=== Problem to work on ===
Can you copy the lines from the one that contains "What's the underlying" through the end of the material below, exactly and with nothing else?

=== Exercise data ===
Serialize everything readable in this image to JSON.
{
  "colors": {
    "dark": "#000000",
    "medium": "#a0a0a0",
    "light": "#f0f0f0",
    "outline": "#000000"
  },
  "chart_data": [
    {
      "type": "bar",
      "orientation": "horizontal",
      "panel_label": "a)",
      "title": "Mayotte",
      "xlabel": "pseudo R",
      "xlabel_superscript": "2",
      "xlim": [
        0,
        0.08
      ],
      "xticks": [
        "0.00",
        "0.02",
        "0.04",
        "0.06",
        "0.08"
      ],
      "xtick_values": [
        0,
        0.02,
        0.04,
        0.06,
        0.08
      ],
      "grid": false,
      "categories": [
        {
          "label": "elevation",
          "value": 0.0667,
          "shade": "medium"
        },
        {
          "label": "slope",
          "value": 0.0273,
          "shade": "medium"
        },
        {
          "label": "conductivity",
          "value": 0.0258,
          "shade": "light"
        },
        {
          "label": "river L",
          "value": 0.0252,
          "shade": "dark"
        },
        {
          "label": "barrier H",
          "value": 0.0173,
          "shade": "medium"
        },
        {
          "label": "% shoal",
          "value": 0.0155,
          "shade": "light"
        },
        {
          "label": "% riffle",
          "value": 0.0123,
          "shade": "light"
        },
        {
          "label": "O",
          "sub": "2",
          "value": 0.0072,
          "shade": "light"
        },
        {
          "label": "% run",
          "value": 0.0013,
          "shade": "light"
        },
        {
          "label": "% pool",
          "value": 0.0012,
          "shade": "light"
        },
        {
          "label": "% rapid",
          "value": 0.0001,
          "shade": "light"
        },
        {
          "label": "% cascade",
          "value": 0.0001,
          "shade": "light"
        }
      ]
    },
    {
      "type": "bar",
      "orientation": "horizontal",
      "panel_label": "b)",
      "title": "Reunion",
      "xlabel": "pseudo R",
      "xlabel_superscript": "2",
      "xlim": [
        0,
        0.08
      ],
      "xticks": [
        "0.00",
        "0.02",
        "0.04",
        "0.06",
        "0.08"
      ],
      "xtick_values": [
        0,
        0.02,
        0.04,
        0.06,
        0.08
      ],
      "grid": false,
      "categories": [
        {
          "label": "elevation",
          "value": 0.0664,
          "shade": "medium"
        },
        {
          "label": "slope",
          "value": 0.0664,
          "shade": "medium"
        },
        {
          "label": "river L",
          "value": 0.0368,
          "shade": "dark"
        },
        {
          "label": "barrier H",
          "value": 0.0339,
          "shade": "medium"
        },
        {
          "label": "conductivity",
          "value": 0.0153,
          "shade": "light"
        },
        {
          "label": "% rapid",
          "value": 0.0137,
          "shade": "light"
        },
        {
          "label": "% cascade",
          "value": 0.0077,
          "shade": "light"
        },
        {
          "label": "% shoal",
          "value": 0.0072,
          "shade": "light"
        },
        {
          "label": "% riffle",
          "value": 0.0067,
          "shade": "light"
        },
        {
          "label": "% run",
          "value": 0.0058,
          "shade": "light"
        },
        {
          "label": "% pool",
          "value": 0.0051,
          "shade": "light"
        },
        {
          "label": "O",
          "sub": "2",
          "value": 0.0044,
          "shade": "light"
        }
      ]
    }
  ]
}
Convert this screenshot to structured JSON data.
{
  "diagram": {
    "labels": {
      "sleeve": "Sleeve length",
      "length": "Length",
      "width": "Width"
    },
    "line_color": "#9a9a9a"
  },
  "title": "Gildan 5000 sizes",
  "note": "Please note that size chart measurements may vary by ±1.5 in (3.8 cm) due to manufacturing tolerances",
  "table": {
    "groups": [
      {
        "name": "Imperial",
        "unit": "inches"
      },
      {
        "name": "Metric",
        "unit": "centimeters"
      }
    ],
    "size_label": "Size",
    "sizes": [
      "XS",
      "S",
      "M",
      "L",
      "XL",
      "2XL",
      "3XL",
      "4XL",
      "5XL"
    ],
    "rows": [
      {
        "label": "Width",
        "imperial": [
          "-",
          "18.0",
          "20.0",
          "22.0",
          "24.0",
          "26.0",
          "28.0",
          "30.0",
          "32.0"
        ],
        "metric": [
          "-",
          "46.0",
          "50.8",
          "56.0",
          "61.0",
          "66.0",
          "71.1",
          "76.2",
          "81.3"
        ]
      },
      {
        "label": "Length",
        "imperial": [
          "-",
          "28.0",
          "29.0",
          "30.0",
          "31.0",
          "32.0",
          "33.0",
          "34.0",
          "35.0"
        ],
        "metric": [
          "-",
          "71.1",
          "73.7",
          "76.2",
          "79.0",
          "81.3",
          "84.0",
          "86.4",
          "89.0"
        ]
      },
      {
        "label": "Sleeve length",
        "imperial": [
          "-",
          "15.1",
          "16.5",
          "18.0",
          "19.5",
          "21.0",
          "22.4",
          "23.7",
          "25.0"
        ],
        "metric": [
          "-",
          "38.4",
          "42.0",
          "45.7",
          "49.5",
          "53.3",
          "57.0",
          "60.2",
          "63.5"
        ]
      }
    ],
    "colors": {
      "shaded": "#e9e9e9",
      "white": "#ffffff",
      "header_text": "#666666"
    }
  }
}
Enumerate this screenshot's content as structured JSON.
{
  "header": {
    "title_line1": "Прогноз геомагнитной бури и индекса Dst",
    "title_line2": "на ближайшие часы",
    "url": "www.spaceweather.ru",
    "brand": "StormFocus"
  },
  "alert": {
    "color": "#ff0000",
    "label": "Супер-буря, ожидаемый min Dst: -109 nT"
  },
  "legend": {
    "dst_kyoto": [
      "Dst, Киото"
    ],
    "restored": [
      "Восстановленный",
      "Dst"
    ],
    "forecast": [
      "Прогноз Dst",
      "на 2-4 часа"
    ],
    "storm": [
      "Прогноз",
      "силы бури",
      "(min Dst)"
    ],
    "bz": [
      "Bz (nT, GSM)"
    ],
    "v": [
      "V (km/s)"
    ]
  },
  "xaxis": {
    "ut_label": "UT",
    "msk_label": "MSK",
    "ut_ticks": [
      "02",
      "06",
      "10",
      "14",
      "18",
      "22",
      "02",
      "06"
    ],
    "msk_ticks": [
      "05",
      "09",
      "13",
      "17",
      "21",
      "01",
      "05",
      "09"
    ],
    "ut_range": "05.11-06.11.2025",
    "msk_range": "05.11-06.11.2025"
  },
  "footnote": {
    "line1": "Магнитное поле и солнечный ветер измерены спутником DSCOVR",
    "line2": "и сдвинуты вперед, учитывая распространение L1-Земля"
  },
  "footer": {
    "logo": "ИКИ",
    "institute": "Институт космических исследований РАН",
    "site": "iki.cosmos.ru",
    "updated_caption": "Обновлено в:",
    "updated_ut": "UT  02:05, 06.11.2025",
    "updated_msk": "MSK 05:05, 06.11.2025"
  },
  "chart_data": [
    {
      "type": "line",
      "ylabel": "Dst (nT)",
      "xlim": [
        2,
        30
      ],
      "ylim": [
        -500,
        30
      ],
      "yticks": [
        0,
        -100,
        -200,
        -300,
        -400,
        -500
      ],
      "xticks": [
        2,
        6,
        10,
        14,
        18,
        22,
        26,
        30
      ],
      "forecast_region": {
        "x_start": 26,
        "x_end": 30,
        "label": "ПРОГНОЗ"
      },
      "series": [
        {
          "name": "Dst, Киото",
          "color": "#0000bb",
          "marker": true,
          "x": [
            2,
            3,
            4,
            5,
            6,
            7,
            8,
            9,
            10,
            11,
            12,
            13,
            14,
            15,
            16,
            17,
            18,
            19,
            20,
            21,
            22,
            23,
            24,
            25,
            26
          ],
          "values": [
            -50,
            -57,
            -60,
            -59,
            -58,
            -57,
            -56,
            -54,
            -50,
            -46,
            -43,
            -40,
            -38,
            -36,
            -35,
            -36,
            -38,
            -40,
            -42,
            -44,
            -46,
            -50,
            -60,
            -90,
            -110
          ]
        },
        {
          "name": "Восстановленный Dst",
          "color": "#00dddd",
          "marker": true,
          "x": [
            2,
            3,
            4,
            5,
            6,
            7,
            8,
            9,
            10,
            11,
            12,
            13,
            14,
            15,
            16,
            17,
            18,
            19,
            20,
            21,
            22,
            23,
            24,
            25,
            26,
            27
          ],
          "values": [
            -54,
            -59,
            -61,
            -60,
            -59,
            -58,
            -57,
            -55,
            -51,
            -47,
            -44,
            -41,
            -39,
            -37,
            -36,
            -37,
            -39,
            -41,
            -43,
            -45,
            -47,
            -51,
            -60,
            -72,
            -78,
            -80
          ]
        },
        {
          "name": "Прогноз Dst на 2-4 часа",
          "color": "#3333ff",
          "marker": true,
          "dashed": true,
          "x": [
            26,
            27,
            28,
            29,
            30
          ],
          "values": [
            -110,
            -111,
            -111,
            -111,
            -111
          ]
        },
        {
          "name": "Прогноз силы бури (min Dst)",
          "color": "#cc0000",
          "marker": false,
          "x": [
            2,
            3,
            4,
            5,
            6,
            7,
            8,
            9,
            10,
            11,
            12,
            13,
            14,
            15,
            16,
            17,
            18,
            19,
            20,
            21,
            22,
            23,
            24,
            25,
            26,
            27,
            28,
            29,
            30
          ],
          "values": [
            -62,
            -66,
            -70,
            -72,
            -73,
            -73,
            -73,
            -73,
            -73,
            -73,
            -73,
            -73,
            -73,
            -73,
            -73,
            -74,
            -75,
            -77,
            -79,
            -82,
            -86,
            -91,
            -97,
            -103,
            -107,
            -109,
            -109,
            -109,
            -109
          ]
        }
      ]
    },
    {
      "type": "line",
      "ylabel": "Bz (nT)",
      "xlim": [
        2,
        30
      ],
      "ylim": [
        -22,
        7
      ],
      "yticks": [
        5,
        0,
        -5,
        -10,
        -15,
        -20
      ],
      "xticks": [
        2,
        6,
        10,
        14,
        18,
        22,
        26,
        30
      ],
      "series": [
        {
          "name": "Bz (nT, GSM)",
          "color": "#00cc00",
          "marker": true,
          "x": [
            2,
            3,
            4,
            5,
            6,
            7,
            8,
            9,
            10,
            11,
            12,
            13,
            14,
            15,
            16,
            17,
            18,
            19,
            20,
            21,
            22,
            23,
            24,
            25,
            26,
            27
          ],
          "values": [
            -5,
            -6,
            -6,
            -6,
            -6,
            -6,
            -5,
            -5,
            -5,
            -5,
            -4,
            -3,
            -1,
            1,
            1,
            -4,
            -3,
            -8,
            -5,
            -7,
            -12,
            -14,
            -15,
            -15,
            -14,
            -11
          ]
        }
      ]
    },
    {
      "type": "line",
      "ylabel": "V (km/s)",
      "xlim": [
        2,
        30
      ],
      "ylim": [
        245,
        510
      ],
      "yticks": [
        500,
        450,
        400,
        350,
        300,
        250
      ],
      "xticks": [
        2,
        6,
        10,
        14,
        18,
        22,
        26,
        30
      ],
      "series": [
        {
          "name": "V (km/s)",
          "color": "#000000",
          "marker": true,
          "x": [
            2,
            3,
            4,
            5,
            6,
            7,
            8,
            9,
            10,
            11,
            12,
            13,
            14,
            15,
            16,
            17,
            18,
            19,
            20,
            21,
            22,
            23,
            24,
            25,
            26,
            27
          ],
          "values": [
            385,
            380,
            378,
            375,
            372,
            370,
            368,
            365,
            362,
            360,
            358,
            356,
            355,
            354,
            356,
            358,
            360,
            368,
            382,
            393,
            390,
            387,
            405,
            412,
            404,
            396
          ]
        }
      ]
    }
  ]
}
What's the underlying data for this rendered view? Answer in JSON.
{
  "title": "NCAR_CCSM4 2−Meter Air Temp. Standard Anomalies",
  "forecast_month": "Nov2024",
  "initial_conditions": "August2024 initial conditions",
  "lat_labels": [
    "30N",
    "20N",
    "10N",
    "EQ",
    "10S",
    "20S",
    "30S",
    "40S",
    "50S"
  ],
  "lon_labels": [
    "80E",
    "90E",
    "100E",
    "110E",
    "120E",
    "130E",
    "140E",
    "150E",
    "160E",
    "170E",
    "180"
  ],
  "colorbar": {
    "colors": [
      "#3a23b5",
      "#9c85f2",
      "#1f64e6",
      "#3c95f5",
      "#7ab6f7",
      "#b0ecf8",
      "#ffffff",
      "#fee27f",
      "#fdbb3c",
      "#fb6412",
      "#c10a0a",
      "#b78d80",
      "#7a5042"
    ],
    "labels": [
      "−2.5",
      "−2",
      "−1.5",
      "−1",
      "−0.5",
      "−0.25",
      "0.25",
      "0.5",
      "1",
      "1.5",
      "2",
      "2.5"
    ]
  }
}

=== Task result ===
What's the underlying data for this rendered view? Answer in JSON.
{
  "title": "NCAR_CCSM4 2−Meter Air Temp. Standard Anomalies",
  "forecast_month": "Nov2024",
  "initial_conditions": "August2024 initial conditions",
  "lat_labels": [
    "30N",
    "20N",
    "10N",
    "EQ",
    "10S",
    "20S",
    "30S",
    "40S",
    "50S"
  ],
  "lon_labels": [
    "80E",
    "90E",
    "100E",
    "110E",
    "120E",
    "130E",
    "140E",
    "150E",
    "160E",
    "170E",
    "180"
  ],
  "colorbar": {
    "colors": [
      "#3a23b5",
      "#9c85f2",
      "#1f64e6",
      "#3c95f5",
      "#7ab6f7",
      "#b0ecf8",
      "#ffffff",
      "#fee27f",
      "#fdbb3c",
      "#fb6412",
      "#c10a0a",
      "#b78d80",
      "#7a5042"
    ],
    "labels": [
      "−2.5",
      "−2",
      "−1.5",
      "−1",
      "−0.5",
      "−0.25",
      "0.25",
      "0.5",
      "1",
      "1.5",
      "2",
      "2.5"
    ]
  }
}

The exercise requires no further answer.